[Short exercise] Take the data that follows and retype it word for word.

++++ Data listing

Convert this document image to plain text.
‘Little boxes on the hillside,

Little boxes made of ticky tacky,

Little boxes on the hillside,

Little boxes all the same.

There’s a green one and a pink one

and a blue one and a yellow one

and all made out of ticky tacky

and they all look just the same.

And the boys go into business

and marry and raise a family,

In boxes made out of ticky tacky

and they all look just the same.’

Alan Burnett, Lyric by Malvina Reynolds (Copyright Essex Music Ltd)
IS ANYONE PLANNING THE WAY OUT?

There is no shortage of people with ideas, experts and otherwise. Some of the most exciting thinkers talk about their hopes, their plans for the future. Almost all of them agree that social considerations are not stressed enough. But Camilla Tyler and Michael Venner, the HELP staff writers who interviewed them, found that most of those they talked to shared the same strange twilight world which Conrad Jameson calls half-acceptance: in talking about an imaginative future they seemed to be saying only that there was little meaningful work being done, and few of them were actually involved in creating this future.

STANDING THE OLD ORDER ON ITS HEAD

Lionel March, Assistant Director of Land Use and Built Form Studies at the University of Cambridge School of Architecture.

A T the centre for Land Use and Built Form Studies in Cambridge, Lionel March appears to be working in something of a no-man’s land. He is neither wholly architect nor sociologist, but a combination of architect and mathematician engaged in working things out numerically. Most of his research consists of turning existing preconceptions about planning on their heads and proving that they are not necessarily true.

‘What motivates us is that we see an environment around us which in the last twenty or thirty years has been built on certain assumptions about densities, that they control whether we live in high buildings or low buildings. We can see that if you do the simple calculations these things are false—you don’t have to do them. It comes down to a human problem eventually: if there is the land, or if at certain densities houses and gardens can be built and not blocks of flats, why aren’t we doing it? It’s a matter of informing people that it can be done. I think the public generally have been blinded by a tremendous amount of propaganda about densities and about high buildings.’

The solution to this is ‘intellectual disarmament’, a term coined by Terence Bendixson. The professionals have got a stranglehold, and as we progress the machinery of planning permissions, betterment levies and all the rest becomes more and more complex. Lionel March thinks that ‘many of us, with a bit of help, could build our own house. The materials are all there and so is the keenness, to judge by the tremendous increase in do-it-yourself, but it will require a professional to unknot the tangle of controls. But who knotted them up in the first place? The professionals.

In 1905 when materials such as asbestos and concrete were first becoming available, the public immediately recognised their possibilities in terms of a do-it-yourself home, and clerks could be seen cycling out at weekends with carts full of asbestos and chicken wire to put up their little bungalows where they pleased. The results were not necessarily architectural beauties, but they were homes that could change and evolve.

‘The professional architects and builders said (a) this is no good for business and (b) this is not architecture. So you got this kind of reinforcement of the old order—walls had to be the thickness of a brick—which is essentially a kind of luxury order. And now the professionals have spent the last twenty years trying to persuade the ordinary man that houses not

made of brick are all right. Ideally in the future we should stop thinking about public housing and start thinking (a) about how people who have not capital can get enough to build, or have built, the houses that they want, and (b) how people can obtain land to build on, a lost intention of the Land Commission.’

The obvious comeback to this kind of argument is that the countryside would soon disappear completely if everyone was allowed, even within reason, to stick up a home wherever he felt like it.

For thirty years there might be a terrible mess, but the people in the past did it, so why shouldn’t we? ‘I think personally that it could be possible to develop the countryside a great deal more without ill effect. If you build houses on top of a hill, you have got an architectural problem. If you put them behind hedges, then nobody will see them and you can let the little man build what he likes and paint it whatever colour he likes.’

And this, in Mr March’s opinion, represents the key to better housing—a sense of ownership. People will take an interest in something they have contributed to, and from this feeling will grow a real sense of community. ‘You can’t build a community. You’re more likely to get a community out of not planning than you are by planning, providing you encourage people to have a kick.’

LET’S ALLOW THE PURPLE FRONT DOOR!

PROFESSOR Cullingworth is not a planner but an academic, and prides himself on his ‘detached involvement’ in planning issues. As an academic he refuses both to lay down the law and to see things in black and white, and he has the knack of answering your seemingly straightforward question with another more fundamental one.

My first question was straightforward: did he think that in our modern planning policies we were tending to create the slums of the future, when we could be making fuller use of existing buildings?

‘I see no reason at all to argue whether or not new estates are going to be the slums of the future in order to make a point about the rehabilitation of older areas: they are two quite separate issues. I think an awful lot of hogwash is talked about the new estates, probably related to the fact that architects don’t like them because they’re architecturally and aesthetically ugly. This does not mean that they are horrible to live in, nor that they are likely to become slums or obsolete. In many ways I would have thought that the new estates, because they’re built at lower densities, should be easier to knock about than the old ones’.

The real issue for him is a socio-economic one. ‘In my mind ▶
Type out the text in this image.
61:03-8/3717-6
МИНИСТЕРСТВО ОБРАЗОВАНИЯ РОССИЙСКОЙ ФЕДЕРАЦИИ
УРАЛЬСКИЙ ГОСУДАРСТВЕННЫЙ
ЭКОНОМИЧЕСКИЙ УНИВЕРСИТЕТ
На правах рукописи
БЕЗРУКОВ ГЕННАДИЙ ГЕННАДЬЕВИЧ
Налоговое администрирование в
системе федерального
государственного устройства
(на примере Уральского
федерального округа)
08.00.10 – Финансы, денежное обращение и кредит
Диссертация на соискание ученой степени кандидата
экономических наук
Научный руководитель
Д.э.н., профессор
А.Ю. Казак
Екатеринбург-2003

++++++++

[Answer]
Convert this document image to plain text.
‘Little boxes on the hillside,

Little boxes made of ticky tacky,

Little boxes on the hillside,

Little boxes all the same.

There’s a green one and a pink one

and a blue one and a yellow one

and all made out of ticky tacky

and they all look just the same.

And the boys go into business

and marry and raise a family,

In boxes made out of ticky tacky

and they all look just the same.’

Alan Burnett, Lyric by Malvina Reynolds (Copyright Essex Music Ltd)
IS ANYONE PLANNING THE WAY OUT?

There is no shortage of people with ideas, experts and otherwise. Some of the most exciting thinkers talk about their hopes, their plans for the future. Almost all of them agree that social considerations are not stressed enough. But Camilla Tyler and Michael Venner, the HELP staff writers who interviewed them, found that most of those they talked to shared the same strange twilight world which Conrad Jameson calls half-acceptance: in talking about an imaginative future they seemed to be saying only that there was little meaningful work being done, and few of them were actually involved in creating this future.

STANDING THE OLD ORDER ON ITS HEAD

Lionel March, Assistant Director of Land Use and Built Form Studies at the University of Cambridge School of Architecture.

A T the centre for Land Use and Built Form Studies in Cambridge, Lionel March appears to be working in something of a no-man’s land. He is neither wholly architect nor sociologist, but a combination of architect and mathematician engaged in working things out numerically. Most of his research consists of turning existing preconceptions about planning on their heads and proving that they are not necessarily true.

‘What motivates us is that we see an environment around us which in the last twenty or thirty years has been built on certain assumptions about densities, that they control whether we live in high buildings or low buildings. We can see that if you do the simple calculations these things are false—you don’t have to do them. It comes down to a human problem eventually: if there is the land, or if at certain densities houses and gardens can be built and not blocks of flats, why aren’t we doing it? It’s a matter of informing people that it can be done. I think the public generally have been blinded by a tremendous amount of propaganda about densities and about high buildings.’

The solution to this is ‘intellectual disarmament’, a term coined by Terence Bendixson. The professionals have got a stranglehold, and as we progress the machinery of planning permissions, betterment levies and all the rest becomes more and more complex. Lionel March thinks that ‘many of us, with a bit of help, could build our own house. The materials are all there and so is the keenness, to judge by the tremendous increase in do-it-yourself, but it will require a professional to unknot the tangle of controls. But who knotted them up in the first place? The professionals.

In 1905 when materials such as asbestos and concrete were first becoming available, the public immediately recognised their possibilities in terms of a do-it-yourself home, and clerks could be seen cycling out at weekends with carts full of asbestos and chicken wire to put up their little bungalows where they pleased. The results were not necessarily architectural beauties, but they were homes that could change and evolve.

‘The professional architects and builders said (a) this is no good for business and (b) this is not architecture. So you got this kind of reinforcement of the old order—walls had to be the thickness of a brick—which is essentially a kind of luxury order. And now the professionals have spent the last twenty years trying to persuade the ordinary man that houses not

made of brick are all right. Ideally in the future we should stop thinking about public housing and start thinking (a) about how people who have not capital can get enough to build, or have built, the houses that they want, and (b) how people can obtain land to build on, a lost intention of the Land Commission.’

The obvious comeback to this kind of argument is that the countryside would soon disappear completely if everyone was allowed, even within reason, to stick up a home wherever he felt like it.

For thirty years there might be a terrible mess, but the people in the past did it, so why shouldn’t we? ‘I think personally that it could be possible to develop the countryside a great deal more without ill effect. If you build houses on top of a hill, you have got an architectural problem. If you put them behind hedges, then nobody will see them and you can let the little man build what he likes and paint it whatever colour he likes.’

And this, in Mr March’s opinion, represents the key to better housing—a sense of ownership. People will take an interest in something they have contributed to, and from this feeling will grow a real sense of community. ‘You can’t build a community. You’re more likely to get a community out of not planning than you are by planning, providing you encourage people to have a kick.’

LET’S ALLOW THE PURPLE FRONT DOOR!

PROFESSOR Cullingworth is not a planner but an academic, and prides himself on his ‘detached involvement’ in planning issues. As an academic he refuses both to lay down the law and to see things in black and white, and he has the knack of answering your seemingly straightforward question with another more fundamental one.

My first question was straightforward: did he think that in our modern planning policies we were tending to create the slums of the future, when we could be making fuller use of existing buildings?

‘I see no reason at all to argue whether or not new estates are going to be the slums of the future in order to make a point about the rehabilitation of older areas: they are two quite separate issues. I think an awful lot of hogwash is talked about the new estates, probably related to the fact that architects don’t like them because they’re architecturally and aesthetically ugly. This does not mean that they are horrible to live in, nor that they are likely to become slums or obsolete. In many ways I would have thought that the new estates, because they’re built at lower densities, should be easier to knock about than the old ones’.

The real issue for him is a socio-economic one. ‘In my mind ▶
Type out the text in this image.
61:03-8/3717-6
МИНИСТЕРСТВО ОБРАЗОВАНИЯ РОССИЙСКОЙ ФЕДЕРАЦИИ
УРАЛЬСКИЙ ГОСУДАРСТВЕННЫЙ
ЭКОНОМИЧЕСКИЙ УНИВЕРСИТЕТ
На правах рукописи
БЕЗРУКОВ ГЕННАДИЙ ГЕННАДЬЕВИЧ
Налоговое администрирование в
системе федерального
государственного устройства
(на примере Уральского
федерального округа)
08.00.10 – Финансы, денежное обращение и кредит
Диссертация на соискание ученой степени кандидата
экономических наук
Научный руководитель
Д.э.н., профессор
А.Ю. Казак
Екатеринбург-2003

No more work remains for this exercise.